Print all the records exactly, please.
* START Data shown *
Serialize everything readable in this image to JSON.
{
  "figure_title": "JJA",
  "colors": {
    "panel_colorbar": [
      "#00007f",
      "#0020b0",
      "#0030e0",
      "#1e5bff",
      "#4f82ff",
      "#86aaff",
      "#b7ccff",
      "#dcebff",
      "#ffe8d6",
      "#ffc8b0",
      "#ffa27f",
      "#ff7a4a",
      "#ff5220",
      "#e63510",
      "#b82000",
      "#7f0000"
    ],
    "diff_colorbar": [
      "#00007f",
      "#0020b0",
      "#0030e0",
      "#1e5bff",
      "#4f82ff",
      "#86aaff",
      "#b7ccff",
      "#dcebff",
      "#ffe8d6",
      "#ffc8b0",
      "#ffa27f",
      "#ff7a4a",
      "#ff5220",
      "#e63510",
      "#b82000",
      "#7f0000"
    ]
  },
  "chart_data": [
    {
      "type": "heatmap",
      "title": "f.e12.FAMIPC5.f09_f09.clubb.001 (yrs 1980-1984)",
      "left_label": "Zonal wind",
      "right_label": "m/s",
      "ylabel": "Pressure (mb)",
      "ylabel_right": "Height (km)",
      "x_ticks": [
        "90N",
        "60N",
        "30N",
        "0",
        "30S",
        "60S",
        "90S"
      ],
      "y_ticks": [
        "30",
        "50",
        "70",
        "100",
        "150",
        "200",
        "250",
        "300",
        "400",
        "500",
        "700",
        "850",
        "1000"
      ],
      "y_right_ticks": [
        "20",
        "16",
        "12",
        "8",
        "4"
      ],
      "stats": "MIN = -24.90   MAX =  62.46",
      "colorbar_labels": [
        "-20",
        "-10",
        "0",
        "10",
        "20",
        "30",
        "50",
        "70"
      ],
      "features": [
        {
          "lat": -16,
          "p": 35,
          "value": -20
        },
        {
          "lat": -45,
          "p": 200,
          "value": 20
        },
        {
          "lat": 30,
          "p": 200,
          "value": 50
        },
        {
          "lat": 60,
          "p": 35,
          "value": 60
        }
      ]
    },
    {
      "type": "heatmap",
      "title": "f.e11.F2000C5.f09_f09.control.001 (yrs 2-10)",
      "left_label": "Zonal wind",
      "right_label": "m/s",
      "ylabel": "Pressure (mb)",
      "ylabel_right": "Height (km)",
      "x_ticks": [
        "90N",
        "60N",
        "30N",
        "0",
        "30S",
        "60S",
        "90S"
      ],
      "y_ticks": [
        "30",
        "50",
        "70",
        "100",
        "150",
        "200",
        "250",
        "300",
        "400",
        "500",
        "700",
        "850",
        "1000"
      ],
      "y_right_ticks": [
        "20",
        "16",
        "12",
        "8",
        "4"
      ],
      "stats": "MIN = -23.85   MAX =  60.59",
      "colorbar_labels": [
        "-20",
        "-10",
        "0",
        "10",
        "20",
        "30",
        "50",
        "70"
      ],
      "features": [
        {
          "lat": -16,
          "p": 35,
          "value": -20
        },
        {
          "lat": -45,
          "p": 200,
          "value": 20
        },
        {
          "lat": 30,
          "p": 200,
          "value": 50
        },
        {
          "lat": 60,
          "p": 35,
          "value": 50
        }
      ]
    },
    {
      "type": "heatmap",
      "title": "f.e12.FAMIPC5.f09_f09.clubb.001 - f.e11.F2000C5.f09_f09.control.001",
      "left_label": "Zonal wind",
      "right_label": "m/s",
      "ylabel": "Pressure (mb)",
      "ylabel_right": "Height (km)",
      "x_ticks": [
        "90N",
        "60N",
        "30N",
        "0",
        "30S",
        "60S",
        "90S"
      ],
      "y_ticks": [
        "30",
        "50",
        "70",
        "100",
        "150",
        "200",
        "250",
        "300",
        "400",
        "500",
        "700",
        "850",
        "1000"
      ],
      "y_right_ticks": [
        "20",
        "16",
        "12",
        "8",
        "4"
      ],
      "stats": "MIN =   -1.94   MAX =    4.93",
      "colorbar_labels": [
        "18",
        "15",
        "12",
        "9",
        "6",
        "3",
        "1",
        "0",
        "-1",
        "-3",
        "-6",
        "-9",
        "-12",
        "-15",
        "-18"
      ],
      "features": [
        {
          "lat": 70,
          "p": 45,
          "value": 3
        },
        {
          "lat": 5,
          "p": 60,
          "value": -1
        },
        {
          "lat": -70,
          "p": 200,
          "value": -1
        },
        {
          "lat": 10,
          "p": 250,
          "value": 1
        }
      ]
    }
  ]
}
* END Data shown *
Output for this task:
Serialize everything readable in this image to JSON.
{
  "figure_title": "JJA",
  "colors": {
    "panel_colorbar": [
      "#00007f",
      "#0020b0",
      "#0030e0",
      "#1e5bff",
      "#4f82ff",
      "#86aaff",
      "#b7ccff",
      "#dcebff",
      "#ffe8d6",
      "#ffc8b0",
      "#ffa27f",
      "#ff7a4a",
      "#ff5220",
      "#e63510",
      "#b82000",
      "#7f0000"
    ],
    "diff_colorbar": [
      "#00007f",
      "#0020b0",
      "#0030e0",
      "#1e5bff",
      "#4f82ff",
      "#86aaff",
      "#b7ccff",
      "#dcebff",
      "#ffe8d6",
      "#ffc8b0",
      "#ffa27f",
      "#ff7a4a",
      "#ff5220",
      "#e63510",
      "#b82000",
      "#7f0000"
    ]
  },
  "chart_data": [
    {
      "type": "heatmap",
      "title": "f.e12.FAMIPC5.f09_f09.clubb.001 (yrs 1980-1984)",
      "left_label": "Zonal wind",
      "right_label": "m/s",
      "ylabel": "Pressure (mb)",
      "ylabel_right": "Height (km)",
      "x_ticks": [
        "90N",
        "60N",
        "30N",
        "0",
        "30S",
        "60S",
        "90S"
      ],
      "y_ticks": [
        "30",
        "50",
        "70",
        "100",
        "150",
        "200",
        "250",
        "300",
        "400",
        "500",
        "700",
        "850",
        "1000"
      ],
      "y_right_ticks": [
        "20",
        "16",
        "12",
        "8",
        "4"
      ],
      "stats": "MIN = -24.90   MAX =  62.46",
      "colorbar_labels": [
        "-20",
        "-10",
        "0",
        "10",
        "20",
        "30",
        "50",
        "70"
      ],
      "features": [
        {
          "lat": -16,
          "p": 35,
          "value": -20
        },
        {
          "lat": -45,
          "p": 200,
          "value": 20
        },
        {
          "lat": 30,
          "p": 200,
          "value": 50
        },
        {
          "lat": 60,
          "p": 35,
          "value": 60
        }
      ]
    },
    {
      "type": "heatmap",
      "title": "f.e11.F2000C5.f09_f09.control.001 (yrs 2-10)",
      "left_label": "Zonal wind",
      "right_label": "m/s",
      "ylabel": "Pressure (mb)",
      "ylabel_right": "Height (km)",
      "x_ticks": [
        "90N",
        "60N",
        "30N",
        "0",
        "30S",
        "60S",
        "90S"
      ],
      "y_ticks": [
        "30",
        "50",
        "70",
        "100",
        "150",
        "200",
        "250",
        "300",
        "400",
        "500",
        "700",
        "850",
        "1000"
      ],
      "y_right_ticks": [
        "20",
        "16",
        "12",
        "8",
        "4"
      ],
      "stats": "MIN = -23.85   MAX =  60.59",
      "colorbar_labels": [
        "-20",
        "-10",
        "0",
        "10",
        "20",
        "30",
        "50",
        "70"
      ],
      "features": [
        {
          "lat": -16,
          "p": 35,
          "value": -20
        },
        {
          "lat": -45,
          "p": 200,
          "value": 20
        },
        {
          "lat": 30,
          "p": 200,
          "value": 50
        },
        {
          "lat": 60,
          "p": 35,
          "value": 50
        }
      ]
    },
    {
      "type": "heatmap",
      "title": "f.e12.FAMIPC5.f09_f09.clubb.001 - f.e11.F2000C5.f09_f09.control.001",
      "left_label": "Zonal wind",
      "right_label": "m/s",
      "ylabel": "Pressure (mb)",
      "ylabel_right": "Height (km)",
      "x_ticks": [
        "90N",
        "60N",
        "30N",
        "0",
        "30S",
        "60S",
        "90S"
      ],
      "y_ticks": [
        "30",
        "50",
        "70",
        "100",
        "150",
        "200",
        "250",
        "300",
        "400",
        "500",
        "700",
        "850",
        "1000"
      ],
      "y_right_ticks": [
        "20",
        "16",
        "12",
        "8",
        "4"
      ],
      "stats": "MIN =   -1.94   MAX =    4.93",
      "colorbar_labels": [
        "18",
        "15",
        "12",
        "9",
        "6",
        "3",
        "1",
        "0",
        "-1",
        "-3",
        "-6",
        "-9",
        "-12",
        "-15",
        "-18"
      ],
      "features": [
        {
          "lat": 70,
          "p": 45,
          "value": 3
        },
        {
          "lat": 5,
          "p": 60,
          "value": -1
        },
        {
          "lat": -70,
          "p": 200,
          "value": -1
        },
        {
          "lat": 10,
          "p": 250,
          "value": 1
        }
      ]
    }
  ]
}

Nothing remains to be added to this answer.